• [TASK TO COMPLETE] Search the records for the word "filtrerende" and pick out every line that has it.

• [RAW DATA]
>> start

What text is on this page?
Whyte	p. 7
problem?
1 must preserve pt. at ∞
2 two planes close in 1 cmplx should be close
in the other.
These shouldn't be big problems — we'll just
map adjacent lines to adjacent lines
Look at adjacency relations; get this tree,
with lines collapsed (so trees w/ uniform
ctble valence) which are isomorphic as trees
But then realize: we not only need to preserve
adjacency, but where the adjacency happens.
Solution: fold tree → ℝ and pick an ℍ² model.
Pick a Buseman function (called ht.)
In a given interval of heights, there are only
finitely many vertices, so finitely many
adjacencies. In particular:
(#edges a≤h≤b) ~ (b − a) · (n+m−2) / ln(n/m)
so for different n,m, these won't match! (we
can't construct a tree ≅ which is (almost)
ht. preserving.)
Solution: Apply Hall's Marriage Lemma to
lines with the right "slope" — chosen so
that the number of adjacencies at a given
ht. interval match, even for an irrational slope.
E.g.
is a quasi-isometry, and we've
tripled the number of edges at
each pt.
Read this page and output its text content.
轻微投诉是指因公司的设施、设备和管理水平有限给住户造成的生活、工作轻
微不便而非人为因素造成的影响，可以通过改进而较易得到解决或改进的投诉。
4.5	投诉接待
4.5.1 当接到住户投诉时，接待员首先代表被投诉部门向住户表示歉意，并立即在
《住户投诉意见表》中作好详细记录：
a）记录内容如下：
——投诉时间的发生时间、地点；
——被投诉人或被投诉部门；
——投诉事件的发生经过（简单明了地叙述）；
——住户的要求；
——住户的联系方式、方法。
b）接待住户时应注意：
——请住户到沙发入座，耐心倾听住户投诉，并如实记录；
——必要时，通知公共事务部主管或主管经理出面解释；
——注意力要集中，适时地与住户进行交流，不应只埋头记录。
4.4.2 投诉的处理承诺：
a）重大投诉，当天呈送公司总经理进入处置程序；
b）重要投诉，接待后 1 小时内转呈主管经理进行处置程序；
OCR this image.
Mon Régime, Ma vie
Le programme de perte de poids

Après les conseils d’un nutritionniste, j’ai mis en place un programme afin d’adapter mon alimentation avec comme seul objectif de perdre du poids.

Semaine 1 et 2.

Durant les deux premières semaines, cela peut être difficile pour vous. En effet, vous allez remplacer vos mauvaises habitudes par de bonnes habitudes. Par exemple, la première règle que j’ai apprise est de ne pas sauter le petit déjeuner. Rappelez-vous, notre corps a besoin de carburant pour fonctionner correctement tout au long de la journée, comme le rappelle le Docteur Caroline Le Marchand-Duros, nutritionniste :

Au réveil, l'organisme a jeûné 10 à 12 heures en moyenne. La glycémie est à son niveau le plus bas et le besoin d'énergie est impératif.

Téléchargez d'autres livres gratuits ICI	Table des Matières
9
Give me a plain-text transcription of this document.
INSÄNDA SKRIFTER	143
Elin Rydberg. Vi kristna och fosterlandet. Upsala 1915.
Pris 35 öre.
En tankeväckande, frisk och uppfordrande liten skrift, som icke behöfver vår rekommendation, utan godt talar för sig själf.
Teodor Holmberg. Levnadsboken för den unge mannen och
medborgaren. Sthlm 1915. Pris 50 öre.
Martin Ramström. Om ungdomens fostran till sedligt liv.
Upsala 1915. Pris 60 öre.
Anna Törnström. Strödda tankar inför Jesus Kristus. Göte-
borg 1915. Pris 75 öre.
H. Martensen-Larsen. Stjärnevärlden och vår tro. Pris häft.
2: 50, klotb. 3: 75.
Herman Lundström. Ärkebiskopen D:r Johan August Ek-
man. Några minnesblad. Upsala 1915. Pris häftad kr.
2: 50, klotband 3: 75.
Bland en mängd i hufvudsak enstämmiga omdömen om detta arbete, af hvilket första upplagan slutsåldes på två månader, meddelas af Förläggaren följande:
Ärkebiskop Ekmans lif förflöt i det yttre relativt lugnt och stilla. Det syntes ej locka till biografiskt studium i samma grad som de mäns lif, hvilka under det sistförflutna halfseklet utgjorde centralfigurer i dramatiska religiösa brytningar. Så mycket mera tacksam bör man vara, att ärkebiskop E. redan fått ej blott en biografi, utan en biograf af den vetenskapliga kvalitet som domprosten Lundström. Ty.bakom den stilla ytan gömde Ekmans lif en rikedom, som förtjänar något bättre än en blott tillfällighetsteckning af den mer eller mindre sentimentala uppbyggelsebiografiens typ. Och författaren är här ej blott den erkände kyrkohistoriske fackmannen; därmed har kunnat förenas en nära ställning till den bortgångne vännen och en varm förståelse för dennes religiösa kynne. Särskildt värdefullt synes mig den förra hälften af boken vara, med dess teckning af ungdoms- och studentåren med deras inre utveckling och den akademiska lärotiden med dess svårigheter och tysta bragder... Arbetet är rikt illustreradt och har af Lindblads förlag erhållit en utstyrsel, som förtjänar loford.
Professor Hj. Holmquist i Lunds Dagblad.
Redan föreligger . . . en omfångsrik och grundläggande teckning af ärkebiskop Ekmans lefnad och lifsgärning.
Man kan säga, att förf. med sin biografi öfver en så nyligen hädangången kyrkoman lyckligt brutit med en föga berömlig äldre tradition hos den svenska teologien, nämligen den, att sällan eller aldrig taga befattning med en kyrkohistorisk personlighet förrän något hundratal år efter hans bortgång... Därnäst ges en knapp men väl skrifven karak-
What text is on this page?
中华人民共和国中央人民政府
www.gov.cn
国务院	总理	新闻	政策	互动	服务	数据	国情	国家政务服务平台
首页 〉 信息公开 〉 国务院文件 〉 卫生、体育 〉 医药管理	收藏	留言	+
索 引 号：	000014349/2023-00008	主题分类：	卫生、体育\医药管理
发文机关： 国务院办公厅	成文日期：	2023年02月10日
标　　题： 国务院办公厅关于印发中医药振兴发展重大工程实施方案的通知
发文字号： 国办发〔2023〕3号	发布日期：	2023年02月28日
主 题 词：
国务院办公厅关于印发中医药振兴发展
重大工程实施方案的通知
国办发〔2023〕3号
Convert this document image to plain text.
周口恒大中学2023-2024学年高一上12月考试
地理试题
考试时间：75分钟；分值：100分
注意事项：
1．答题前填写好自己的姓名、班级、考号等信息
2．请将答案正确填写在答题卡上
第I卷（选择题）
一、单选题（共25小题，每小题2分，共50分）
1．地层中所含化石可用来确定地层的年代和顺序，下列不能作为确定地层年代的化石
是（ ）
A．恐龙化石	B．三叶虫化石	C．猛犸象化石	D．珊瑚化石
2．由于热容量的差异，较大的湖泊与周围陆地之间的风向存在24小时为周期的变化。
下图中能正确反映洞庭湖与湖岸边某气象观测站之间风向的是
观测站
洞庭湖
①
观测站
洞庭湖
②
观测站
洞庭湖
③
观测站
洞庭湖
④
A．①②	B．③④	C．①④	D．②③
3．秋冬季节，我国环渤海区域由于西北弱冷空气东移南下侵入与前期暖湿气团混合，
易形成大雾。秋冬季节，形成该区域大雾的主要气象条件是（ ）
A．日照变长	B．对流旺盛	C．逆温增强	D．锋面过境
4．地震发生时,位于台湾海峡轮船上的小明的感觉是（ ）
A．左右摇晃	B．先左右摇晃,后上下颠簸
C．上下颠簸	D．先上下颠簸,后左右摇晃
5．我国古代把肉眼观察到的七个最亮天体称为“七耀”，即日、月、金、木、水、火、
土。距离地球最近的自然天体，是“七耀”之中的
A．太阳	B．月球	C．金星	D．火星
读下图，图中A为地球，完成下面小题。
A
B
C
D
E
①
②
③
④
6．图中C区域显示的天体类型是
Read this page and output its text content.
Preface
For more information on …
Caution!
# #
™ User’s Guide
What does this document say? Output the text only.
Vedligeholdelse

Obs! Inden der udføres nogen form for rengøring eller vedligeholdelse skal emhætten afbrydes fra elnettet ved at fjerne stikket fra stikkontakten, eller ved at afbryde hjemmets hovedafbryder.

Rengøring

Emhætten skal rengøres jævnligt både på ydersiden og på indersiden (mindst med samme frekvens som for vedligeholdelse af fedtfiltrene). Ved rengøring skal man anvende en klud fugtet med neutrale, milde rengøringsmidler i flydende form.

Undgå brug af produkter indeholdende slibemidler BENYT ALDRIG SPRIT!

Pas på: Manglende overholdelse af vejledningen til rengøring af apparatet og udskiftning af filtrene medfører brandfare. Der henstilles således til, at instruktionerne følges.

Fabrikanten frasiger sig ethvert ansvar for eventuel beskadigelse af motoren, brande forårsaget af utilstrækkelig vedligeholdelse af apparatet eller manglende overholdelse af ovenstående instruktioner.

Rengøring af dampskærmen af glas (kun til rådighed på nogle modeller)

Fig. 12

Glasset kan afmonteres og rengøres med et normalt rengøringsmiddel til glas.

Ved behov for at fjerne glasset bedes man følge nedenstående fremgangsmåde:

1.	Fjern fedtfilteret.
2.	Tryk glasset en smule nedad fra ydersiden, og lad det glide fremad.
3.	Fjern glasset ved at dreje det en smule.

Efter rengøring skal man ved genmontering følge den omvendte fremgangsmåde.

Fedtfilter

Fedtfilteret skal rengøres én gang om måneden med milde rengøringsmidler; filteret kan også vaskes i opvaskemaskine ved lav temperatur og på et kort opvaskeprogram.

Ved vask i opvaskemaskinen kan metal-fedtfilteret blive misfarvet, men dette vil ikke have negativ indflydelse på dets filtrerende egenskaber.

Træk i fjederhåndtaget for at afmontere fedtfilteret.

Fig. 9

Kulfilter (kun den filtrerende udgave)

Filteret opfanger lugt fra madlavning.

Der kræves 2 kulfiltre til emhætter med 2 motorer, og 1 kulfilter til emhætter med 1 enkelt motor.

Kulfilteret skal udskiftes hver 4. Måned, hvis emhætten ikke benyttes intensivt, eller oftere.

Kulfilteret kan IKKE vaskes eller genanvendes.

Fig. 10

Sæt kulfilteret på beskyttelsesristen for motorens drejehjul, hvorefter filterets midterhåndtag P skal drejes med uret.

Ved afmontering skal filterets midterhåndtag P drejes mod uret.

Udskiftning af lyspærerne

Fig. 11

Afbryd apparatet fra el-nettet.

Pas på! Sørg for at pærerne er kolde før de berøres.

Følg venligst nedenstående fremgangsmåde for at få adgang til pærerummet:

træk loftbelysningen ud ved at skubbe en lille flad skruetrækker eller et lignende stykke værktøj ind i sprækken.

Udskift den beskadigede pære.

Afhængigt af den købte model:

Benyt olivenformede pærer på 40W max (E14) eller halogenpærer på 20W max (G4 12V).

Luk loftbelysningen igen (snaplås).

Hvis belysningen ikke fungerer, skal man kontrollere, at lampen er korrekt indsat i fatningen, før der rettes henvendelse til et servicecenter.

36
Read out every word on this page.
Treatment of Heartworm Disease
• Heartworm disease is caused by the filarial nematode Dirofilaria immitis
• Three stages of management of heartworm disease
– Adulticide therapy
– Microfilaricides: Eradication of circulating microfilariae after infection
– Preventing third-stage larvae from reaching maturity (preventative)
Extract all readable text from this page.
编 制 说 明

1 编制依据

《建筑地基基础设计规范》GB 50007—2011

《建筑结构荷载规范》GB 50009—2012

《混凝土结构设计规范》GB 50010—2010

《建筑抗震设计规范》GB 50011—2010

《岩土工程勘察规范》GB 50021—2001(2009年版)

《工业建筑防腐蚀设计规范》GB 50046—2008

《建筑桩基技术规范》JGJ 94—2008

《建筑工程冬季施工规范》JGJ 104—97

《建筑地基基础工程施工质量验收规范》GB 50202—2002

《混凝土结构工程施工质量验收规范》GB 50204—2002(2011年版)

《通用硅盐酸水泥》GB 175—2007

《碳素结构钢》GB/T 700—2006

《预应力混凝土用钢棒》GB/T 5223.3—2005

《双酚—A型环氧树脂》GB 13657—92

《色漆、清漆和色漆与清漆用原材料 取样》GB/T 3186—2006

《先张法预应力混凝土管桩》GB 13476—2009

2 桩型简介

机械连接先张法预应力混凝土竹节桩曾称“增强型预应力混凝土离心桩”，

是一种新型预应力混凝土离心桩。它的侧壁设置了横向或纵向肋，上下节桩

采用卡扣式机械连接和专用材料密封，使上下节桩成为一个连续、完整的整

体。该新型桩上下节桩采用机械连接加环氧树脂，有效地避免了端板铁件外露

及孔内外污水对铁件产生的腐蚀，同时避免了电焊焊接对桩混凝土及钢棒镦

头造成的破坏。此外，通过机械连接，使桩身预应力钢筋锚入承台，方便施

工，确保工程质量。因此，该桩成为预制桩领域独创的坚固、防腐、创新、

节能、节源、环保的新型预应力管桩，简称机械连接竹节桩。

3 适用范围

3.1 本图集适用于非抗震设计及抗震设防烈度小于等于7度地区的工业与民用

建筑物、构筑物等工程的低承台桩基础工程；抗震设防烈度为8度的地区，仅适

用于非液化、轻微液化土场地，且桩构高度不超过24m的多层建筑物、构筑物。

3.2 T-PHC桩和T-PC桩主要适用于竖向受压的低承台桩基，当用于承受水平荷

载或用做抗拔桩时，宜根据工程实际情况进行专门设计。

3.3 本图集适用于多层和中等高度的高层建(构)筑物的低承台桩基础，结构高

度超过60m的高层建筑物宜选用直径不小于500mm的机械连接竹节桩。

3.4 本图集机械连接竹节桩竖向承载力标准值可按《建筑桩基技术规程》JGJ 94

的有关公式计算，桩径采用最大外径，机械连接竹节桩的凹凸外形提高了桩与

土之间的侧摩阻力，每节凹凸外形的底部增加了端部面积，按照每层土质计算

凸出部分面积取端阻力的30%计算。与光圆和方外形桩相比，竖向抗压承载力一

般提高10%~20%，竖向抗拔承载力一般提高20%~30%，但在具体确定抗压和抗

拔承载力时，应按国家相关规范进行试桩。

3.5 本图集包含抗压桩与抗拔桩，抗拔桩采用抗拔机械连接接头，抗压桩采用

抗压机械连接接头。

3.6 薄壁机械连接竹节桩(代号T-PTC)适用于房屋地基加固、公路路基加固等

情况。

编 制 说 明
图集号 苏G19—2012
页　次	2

>> end

• [WRITTEN ANSWER]
Ved vask i opvaskemaskinen kan metal-fedtfilteret blive misfarvet, men dette vil ikke have negativ indflydelse på dets filtrerende egenskaber.
Kulfilter (kun den filtrerende udgave)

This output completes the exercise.